_DOCUMENT EXTRACT_
Overview
Protein structural information is crucial for an understanding of protein function and evolution. Currently, only there is only experimental data for a tiny fraction of the protein universe. However, Deep Learning methods such as AlphaFold 3 (Abramson et al., 2024) allow structure predictions for the remainder to be made with unprecedented accuracy. These methods open up the dark proteome for structure-based function annotation and have profound implications for experimental structural biology.
About this opportunity
The project will entail application of new Deep Learning methods for cutting-edge protein structure prediction. Applied for function prediction, the project will focus on proteins of various origins, including locally produced genomes and proteomes, but with a likely focus on families of currently unknown structure but proven medical or biotechnological interest (eg Mesdaghi et al., 2020). To achieve the fullest possible picture, a battery of structure-based function prediction methods will be applied to models produced and those data complemented by sequence- and context-derived information (Rigden, 2017). The project may, alternatively or in addition, consider the application of the structure predictions in the contexts of X-ray crystallography or cryo-EM, exploiting long-standing collaborative links to CCP4 and CCP-EM.
You will be based in Liverpool and will join a nurturing and productive group with a strong track record in structural bioinformatics, especially at the interface between bioinformatics and experimental structural biology. You will learn transferable and valuable bioinformatics skills working in an area of biology relevant to drug discovery and current health challenges.
The University of Liverpool has a vibrant PhD community. You can read some of our researcher stories on our website.
Applications will be reviewed until a suitable candidate is appointed.
Who is this opportunity for?
This project is open to self-funded UK and international applicants. You will have at least a good BSc 2:1 in Biological or Life Sciences, or possibly in a computational subject. An interest in programming, especially with Python, is an advantage. Informal enquiries to drigden@liverpool.ac.uk are welcome.
Further reading
Abramson, J et al (2024) Accurate structure prediction of biomolecular interactions with AlphaFold 3. Nature. 630:493–500.
Mesdaghi S, Murphy DL, Sánchez Rodríguez F, Burgos-Mármol JJ, Rigden DJ (2020).
In silico prediction of structure and function for a large family of transmembrane proteins that includes human Tmem41b. F1000Res. 2020 9:1395.
Rigden DJ, editor (2017) “From Structure to Function with Bioinformatics”, second edition Springer.

Document layout analysis data:
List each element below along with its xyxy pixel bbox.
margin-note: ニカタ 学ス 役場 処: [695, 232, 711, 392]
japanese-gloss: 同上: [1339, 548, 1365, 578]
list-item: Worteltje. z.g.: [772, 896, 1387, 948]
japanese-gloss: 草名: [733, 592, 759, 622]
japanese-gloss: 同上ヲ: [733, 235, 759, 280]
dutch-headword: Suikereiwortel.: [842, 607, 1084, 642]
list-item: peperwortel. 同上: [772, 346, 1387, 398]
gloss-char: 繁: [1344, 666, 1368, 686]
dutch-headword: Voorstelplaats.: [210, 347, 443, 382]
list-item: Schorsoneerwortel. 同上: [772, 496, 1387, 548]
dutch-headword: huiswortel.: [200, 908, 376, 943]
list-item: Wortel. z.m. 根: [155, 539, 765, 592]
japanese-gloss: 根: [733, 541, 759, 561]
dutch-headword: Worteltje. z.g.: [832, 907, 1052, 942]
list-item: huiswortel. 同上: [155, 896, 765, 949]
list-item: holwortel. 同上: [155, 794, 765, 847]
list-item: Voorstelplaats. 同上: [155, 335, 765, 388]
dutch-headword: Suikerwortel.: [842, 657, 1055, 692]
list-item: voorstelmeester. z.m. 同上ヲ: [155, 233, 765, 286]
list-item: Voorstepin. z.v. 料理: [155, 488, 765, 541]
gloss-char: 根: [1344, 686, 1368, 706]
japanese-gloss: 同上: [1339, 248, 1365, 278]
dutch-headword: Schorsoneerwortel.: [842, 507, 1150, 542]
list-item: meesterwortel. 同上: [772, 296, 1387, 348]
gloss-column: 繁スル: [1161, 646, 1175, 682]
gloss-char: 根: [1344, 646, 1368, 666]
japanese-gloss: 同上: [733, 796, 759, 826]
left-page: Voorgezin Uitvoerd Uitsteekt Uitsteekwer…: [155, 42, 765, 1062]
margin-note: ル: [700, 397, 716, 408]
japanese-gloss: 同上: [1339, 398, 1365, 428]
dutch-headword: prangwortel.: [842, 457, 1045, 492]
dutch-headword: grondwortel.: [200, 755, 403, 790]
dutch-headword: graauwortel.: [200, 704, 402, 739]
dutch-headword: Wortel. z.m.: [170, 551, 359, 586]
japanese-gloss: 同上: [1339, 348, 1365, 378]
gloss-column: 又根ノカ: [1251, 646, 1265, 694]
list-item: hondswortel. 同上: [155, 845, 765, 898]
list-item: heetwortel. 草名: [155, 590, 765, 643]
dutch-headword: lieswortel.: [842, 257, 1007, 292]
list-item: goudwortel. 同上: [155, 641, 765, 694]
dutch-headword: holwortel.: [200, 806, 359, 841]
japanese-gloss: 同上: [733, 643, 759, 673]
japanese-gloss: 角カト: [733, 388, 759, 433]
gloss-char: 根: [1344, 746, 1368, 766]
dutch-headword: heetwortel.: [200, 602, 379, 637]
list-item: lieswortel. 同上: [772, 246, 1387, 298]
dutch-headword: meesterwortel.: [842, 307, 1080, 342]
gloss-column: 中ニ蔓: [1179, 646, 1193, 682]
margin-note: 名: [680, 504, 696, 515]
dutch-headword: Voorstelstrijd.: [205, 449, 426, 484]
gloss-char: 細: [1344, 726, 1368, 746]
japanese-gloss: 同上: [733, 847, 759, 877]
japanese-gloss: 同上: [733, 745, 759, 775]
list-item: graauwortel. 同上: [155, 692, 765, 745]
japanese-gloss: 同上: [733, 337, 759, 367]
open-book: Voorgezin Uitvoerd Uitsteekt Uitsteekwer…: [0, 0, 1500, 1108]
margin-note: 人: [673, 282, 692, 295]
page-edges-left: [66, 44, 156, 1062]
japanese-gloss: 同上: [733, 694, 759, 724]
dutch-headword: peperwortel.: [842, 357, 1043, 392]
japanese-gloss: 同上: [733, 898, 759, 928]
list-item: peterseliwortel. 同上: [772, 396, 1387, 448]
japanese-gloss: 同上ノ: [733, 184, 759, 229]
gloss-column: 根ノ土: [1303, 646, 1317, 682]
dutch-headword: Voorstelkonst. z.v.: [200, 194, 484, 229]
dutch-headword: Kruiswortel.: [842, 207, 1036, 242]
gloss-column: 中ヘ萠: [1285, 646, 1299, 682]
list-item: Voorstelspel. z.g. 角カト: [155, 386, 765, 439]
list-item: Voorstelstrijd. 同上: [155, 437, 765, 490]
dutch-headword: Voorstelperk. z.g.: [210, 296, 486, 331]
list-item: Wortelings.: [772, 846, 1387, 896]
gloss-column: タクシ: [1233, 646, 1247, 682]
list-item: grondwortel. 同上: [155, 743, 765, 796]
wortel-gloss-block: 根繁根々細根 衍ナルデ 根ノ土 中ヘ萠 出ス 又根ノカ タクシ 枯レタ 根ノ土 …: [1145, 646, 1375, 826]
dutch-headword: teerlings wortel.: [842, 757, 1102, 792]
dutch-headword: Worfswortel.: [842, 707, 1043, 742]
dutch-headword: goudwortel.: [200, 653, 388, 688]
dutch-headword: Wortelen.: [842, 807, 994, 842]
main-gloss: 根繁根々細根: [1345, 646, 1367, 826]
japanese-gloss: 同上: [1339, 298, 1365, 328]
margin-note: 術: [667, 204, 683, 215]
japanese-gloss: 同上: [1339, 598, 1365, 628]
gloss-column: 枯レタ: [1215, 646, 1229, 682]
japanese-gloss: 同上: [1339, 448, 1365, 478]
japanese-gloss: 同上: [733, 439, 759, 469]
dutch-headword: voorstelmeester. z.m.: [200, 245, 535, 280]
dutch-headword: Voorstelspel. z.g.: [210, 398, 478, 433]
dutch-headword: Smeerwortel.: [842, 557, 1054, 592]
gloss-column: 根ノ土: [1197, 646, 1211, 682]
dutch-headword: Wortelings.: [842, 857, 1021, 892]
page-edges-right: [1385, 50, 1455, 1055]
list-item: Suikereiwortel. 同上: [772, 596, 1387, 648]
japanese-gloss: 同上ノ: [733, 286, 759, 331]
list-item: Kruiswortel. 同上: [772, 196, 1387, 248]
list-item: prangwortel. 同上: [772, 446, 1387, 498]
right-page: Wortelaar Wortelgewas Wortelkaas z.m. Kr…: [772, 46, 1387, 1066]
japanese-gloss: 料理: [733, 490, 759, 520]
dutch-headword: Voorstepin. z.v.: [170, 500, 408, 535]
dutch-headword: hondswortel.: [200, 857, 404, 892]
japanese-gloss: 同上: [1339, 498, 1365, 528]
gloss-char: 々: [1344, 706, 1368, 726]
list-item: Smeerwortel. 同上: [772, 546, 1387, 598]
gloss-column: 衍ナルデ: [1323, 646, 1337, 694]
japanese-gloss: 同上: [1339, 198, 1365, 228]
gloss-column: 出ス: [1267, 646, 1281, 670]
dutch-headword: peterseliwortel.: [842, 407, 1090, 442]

_ACTION ITEM_
Can you copy, word for word, the stretch of the protein structure project description from "Who is this" through "second edition Springer."?

_REPLY_
Who is this opportunity for?
This project is open to self-funded UK and international applicants. You will have at least a good BSc 2:1 in Biological or Life Sciences, or possibly in a computational subject. An interest in programming, especially with Python, is an advantage. Informal enquiries to drigden@liverpool.ac.uk are welcome.
Further reading
Abramson, J et al (2024) Accurate structure prediction of biomolecular interactions with AlphaFold 3. Nature. 630:493–500.
Mesdaghi S, Murphy DL, Sánchez Rodríguez F, Burgos-Mármol JJ, Rigden DJ (2020).
In silico prediction of structure and function for a large family of transmembrane proteins that includes human Tmem41b. F1000Res. 2020 9:1395.
Rigden DJ, editor (2017) “From Structure to Function with Bioinformatics”, second edition Springer.